**Provided information:**

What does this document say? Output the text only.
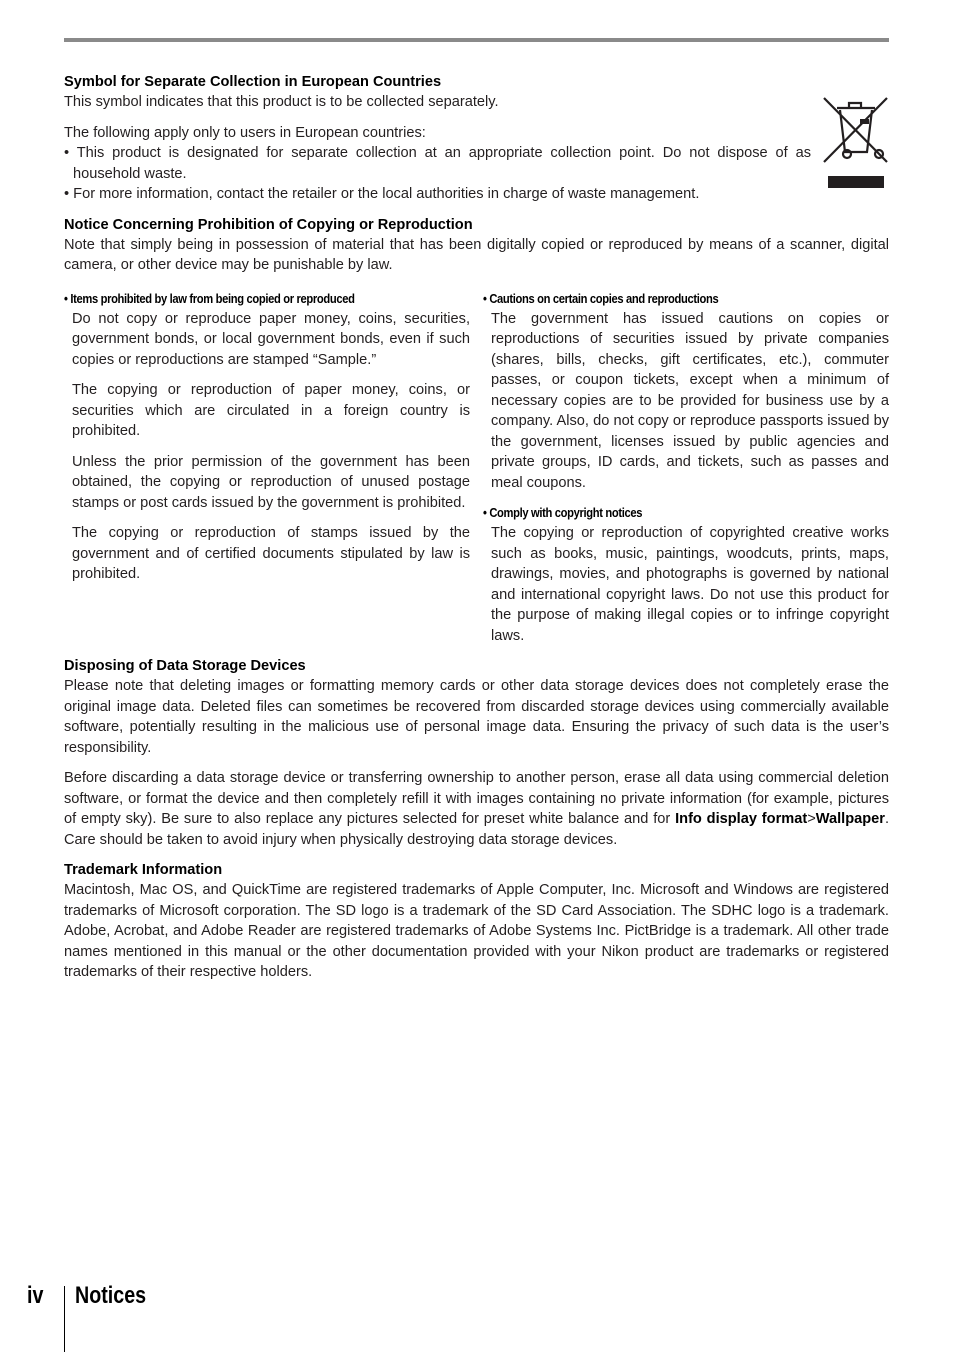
Symbol for Separate Collection in European Countries

This symbol indicates that this product is to be collected separately.

The following apply only to users in European countries:

• This product is designated for separate collection at an appropriate collection point. Do not dispose of as household waste.

• For more information, contact the retailer or the local authorities in charge of waste management.

Notice Concerning Prohibition of Copying or Reproduction

Note that simply being in possession of material that has been digitally copied or reproduced by means of a scanner, digital camera, or other device may be punishable by law.

• Items prohibited by law from being copied or reproduced

Do not copy or reproduce paper money, coins, securities, government bonds, or local government bonds, even if such copies or reproductions are stamped “Sample.”

The copying or reproduction of paper money, coins, or securities which are circulated in a foreign country is prohibited.

Unless the prior permission of the government has been obtained, the copying or reproduction of unused postage stamps or post cards issued by the government is prohibited.

The copying or reproduction of stamps issued by the government and of certified documents stipulated by law is prohibited.

• Cautions on certain copies and reproductions

The government has issued cautions on copies or reproductions of securities issued by private companies (shares, bills, checks, gift certificates, etc.), commuter passes, or coupon tickets, except when a minimum of necessary copies are to be provided for business use by a company. Also, do not copy or reproduce passports issued by the government, licenses issued by public agencies and private groups, ID cards, and tickets, such as passes and meal coupons.

• Comply with copyright notices

The copying or reproduction of copyrighted creative works such as books, music, paintings, woodcuts, prints, maps, drawings, movies, and photographs is governed by national and international copyright laws. Do not use this product for the purpose of making illegal copies or to infringe copyright laws.

Disposing of Data Storage Devices

Please note that deleting images or formatting memory cards or other data storage devices does not completely erase the original image data. Deleted files can sometimes be recovered from discarded storage devices using commercially available software, potentially resulting in the malicious use of personal image data. Ensuring the privacy of such data is the user’s responsibility.

Before discarding a data storage device or transferring ownership to another person, erase all data using commercial deletion software, or format the device and then completely refill it with images containing no private information (for example, pictures of empty sky). Be sure to also replace any pictures selected for preset white balance and for Info display format>Wallpaper. Care should be taken to avoid injury when physically destroying data storage devices.

Trademark Information

Macintosh, Mac OS, and QuickTime are registered trademarks of Apple Computer, Inc. Microsoft and Windows are registered trademarks of Microsoft corporation. The SD logo is a trademark of the SD Card Association. The SDHC logo is a trademark. Adobe, Acrobat, and Adobe Reader are registered trademarks of Adobe Systems Inc. PictBridge is a trademark. All other trade names mentioned in this manual or the other documentation provided with your Nikon product are trademarks or registered trademarks of their respective holders.

iv Notices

**Exercise brief:** Every line containing the string "copied" must be listed.

**Result:**
Note that simply being in possession of material that has been digitally copied or reproduced by means of a scanner, digital camera, or other device may be punishable by law.
• Items prohibited by law from being copied or reproduced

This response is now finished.